▸ Short task:
Only the number is needed: how many lines of the records include "akustického"?

Stored entries
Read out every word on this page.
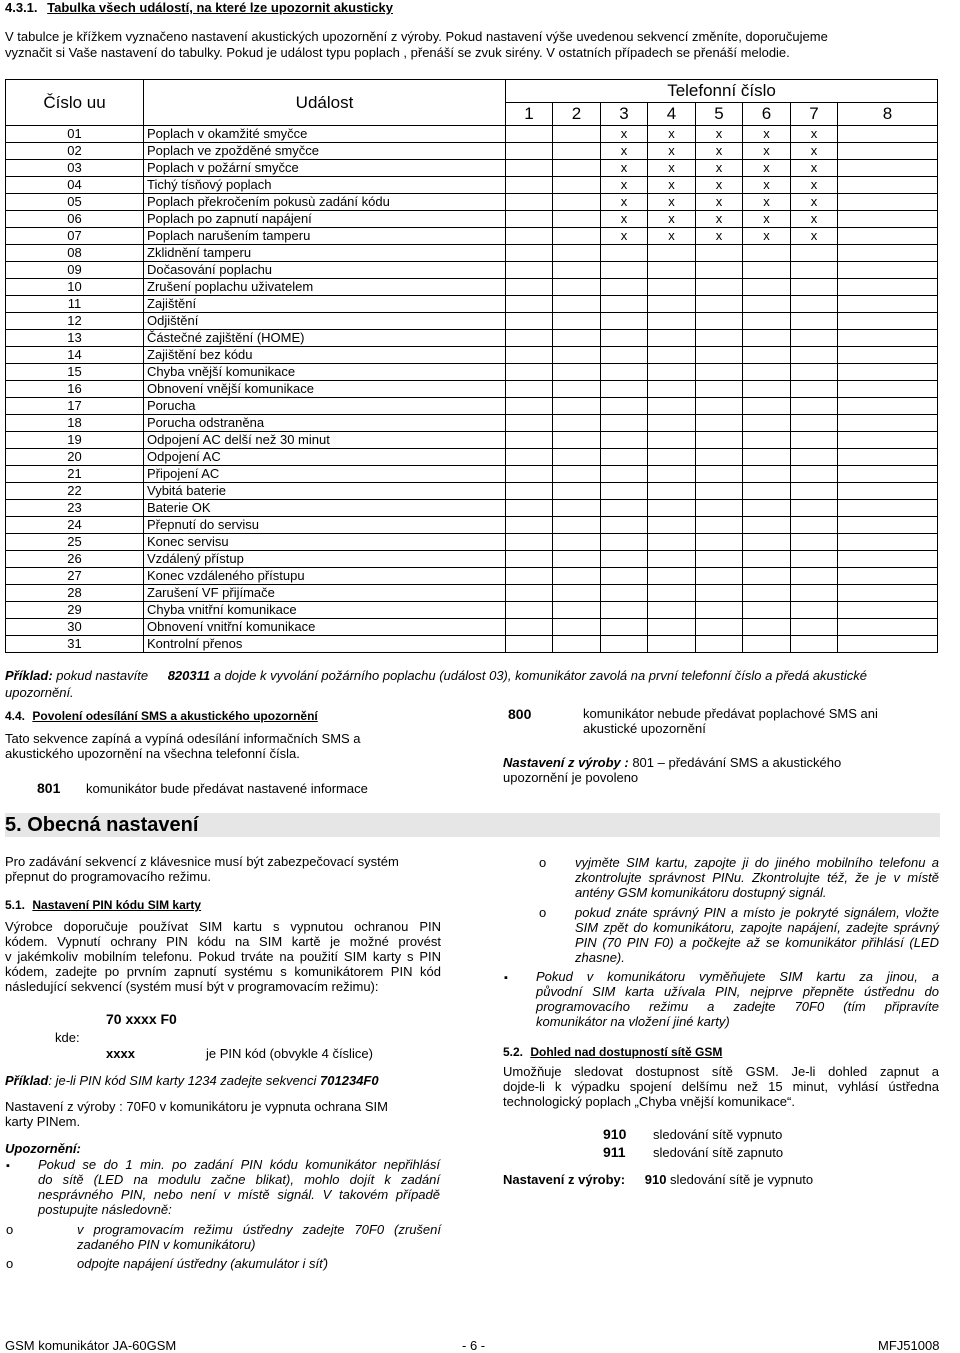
4.3.1. Tabulka všech událostí, na které lze upozornit akusticky

V tabulce je křížkem vyznačeno nastavení akustických upozornění z výroby. Pokud nastavení výše uvedenou sekvencí změníte, doporučujeme

vyznačit si Vaše nastavení do tabulky. Pokud je událost typu poplach , přenáší se zvuk sirény. V ostatních případech se přenáší melodie.

Číslo uu	Událost	Telefonní číslo							
		1	2	3	4	5	6	7	8
01	Poplach v okamžité smyčce			x	x	x	x	x	
02	Poplach ve zpožděné smyčce			x	x	x	x	x	
03	Poplach v požární smyčce			x	x	x	x	x	
04	Tichý tísňový poplach			x	x	x	x	x	
05	Poplach překročením pokusù zadání kódu			x	x	x	x	x	
06	Poplach po zapnutí napájení			x	x	x	x	x	
07	Poplach narušením tamperu			x	x	x	x	x	
08	Zklidnění tamperu								
09	Dočasování poplachu								
10	Zrušení poplachu uživatelem								
11	Zajištění								
12	Odjištění								
13	Částečné zajištění (HOME)								
14	Zajištění bez kódu								
15	Chyba vnější komunikace								
16	Obnovení vnější komunikace								
17	Porucha								
18	Porucha odstraněna								
19	Odpojení AC delší než 30 minut								
20	Odpojení AC								
21	Připojení AC								
22	Vybitá baterie								
23	Baterie OK								
24	Přepnutí do servisu								
25	Konec servisu								
26	Vzdálený přístup								
27	Konec vzdáleného přístupu								
28	Zarušení VF přijímače								
29	Chyba vnitřní komunikace								
30	Obnovení vnitřní komunikace								
31	Kontrolní přenos								

Příklad: pokud nastavíte 820311 a dojde k vyvolání požárního poplachu (událost 03), komunikátor zavolá na první telefonní číslo a předá akustické

upozornění.

4.4. Povolení odesílání SMS a akustického upozornění

Tato sekvence zapíná a vypíná odesílání informačních SMS a

akustického upozornění na všechna telefonní čísla.

801 komunikátor bude předávat nastavené informace
800	komunikátor nebude předávat poplachové SMS ani

akustické upozornění

Nastavení z výroby : 801 – předávání SMS a akustického

upozornění je povoleno

5. Obecná nastavení

Pro zadávání sekvencí z klávesnice musí být zabezpečovací systém

přepnut do programovacího režimu.

5.1. Nastavení PIN kódu SIM karty

Výrobce doporučuje používat SIM kartu s vypnutou ochranou PIN

kódem. Vypnutí ochrany PIN kódu na SIM kartě je možné provést

v jakémkoliv mobilním telefonu. Pokud trváte na použití SIM karty s PIN

kódem, zadejte po prvním zapnutí systému s komunikátorem PIN kód

následující sekvencí (systém musí být v programovacím režimu):

70 xxxx F0
kde:
xxxx	je PIN kód (obvykle 4 číslice)
Příklad: je-li PIN kód SIM karty 1234 zadejte sekvenci 701234F0

Nastavení z výroby : 70F0 v komunikátoru je vypnuta ochrana SIM

karty PINem.

Upozornění:
▪ Pokud se do 1 min. po zadání PIN kódu komunikátor nepřihlásí

do sítě (LED na modulu začne blikat), mohlo dojít k zadání

nesprávného PIN, nebo není v místě signál. V takovém případě

postupujte následovně:

o	v programovacím režimu ústředny zadejte 70F0 (zrušení

zadaného PIN v komunikátoru)

o	odpojte napájení ústředny (akumulátor i síť)
o vyjměte SIM kartu, zapojte ji do jiného mobilního telefonu a

zkontrolujte správnost PINu. Zkontrolujte též, že je v místě

antény GSM komunikátoru dostupný signál.

o pokud znáte správný PIN a místo je pokryté signálem, vložte

SIM zpět do komunikátoru, zapojte napájení, zadejte správný

PIN (70 PIN F0) a počkejte až se komunikátor přihlásí (LED

zhasne).

▪ Pokud v komunikátoru vyměňujete SIM kartu za jinou, a

původní SIM karta užívala PIN, nejprve přepněte ústřednu do

programovacího režimu a zadejte 70F0 (tím připravíte

komunikátor na vložení jiné karty)

5.2. Dohled nad dostupností sítě GSM

Umožňuje sledovat dostupnost sítě GSM. Je-li dohled zapnut a

dojde-li k výpadku spojení delšímu než 15 minut, vyhlásí ústředna

technologický poplach „Chyba vnější komunikace“.

910 sledování sítě vypnuto
911 sledování sítě zapnuto
Nastavení z výroby: 910 sledování sítě je vypnuto
GSM komunikátor JA-60GSM	- 6 -	MFJ51008
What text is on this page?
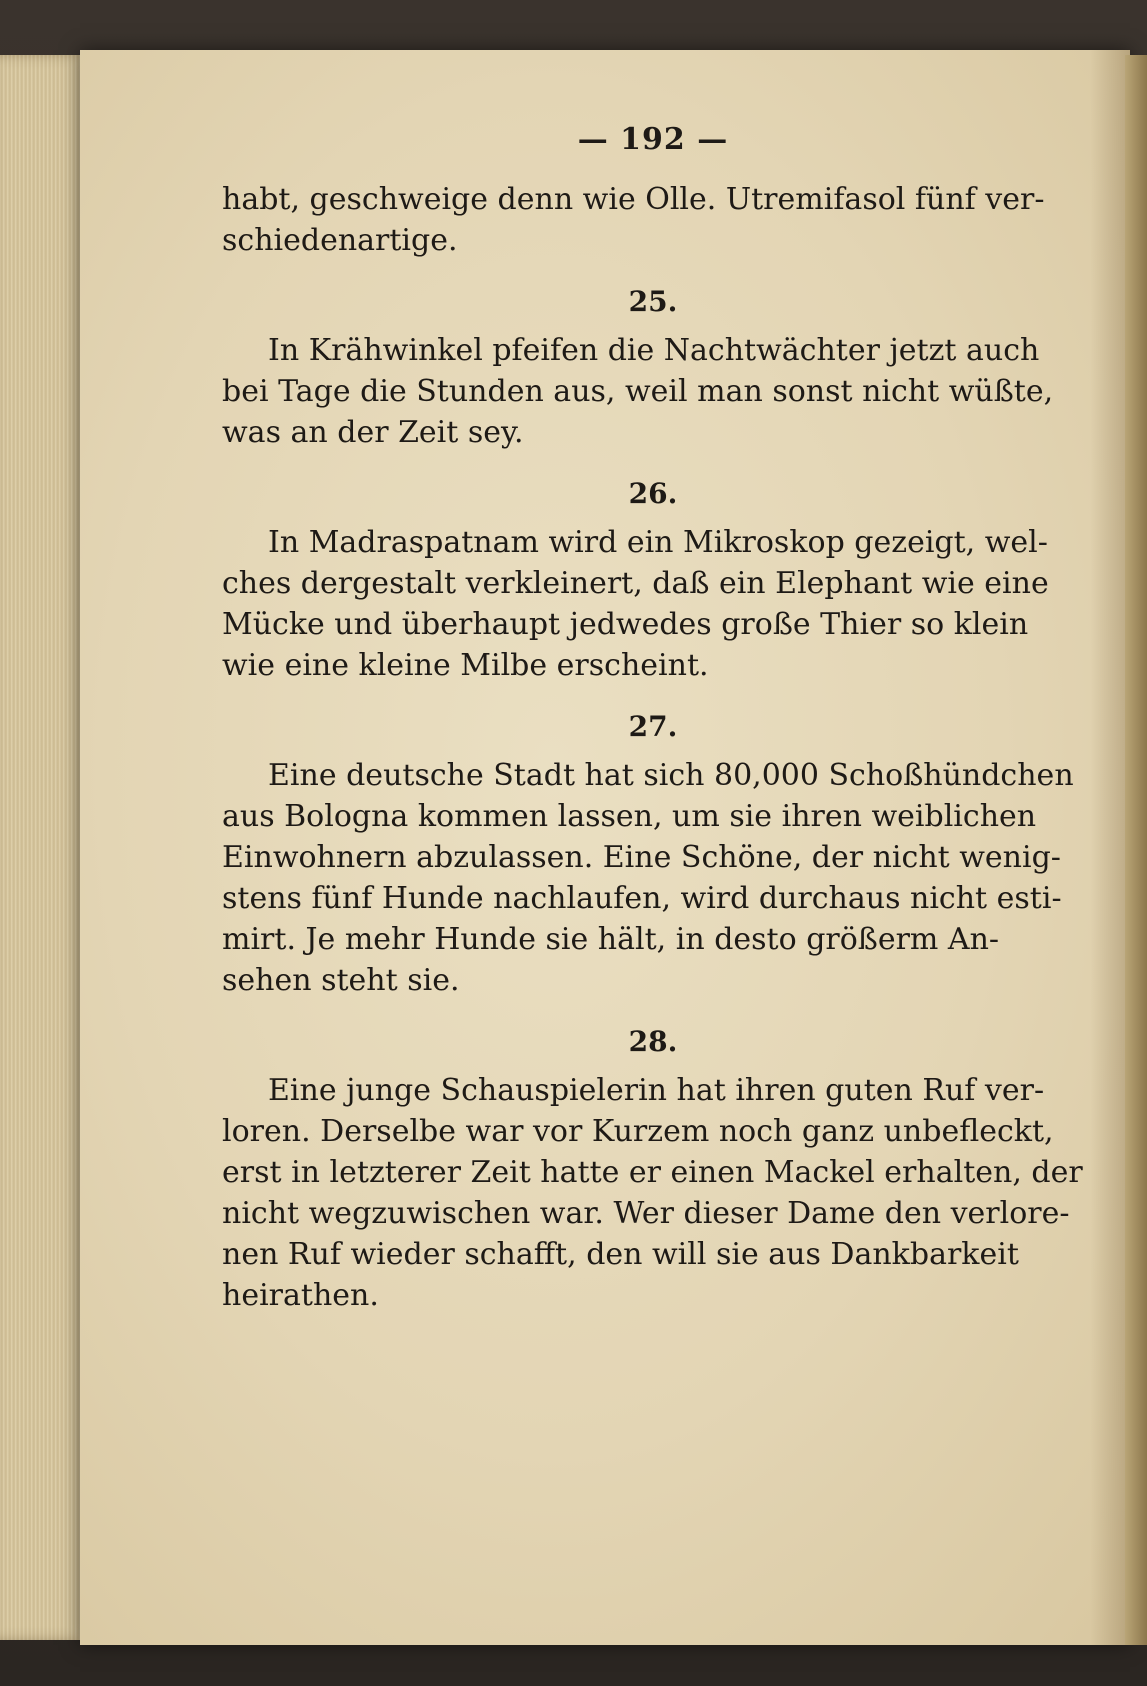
— 192 —

habt, geschweige denn wie Olle. Utremifasol fünf ver-
schiedenartige.

25.

In Krähwinkel pfeifen die Nachtwächter jetzt auch
bei Tage die Stunden aus, weil man sonst nicht wüßte,
was an der Zeit sey.

26.

In Madraspatnam wird ein Mikroskop gezeigt, wel-
ches dergestalt verkleinert, daß ein Elephant wie eine
Mücke und überhaupt jedwedes große Thier so klein
wie eine kleine Milbe erscheint.

27.

Eine deutsche Stadt hat sich 80,000 Schoßhündchen
aus Bologna kommen lassen, um sie ihren weiblichen
Einwohnern abzulassen. Eine Schöne, der nicht wenig-
stens fünf Hunde nachlaufen, wird durchaus nicht esti-
mirt. Je mehr Hunde sie hält, in desto größerm An-
sehen steht sie.

28.

Eine junge Schauspielerin hat ihren guten Ruf ver-
loren. Derselbe war vor Kurzem noch ganz unbefleckt,
erst in letzterer Zeit hatte er einen Mackel erhalten, der
nicht wegzuwischen war. Wer dieser Dame den verlore-
nen Ruf wieder schafft, den will sie aus Dankbarkeit
heirathen.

▸ Written answer:
3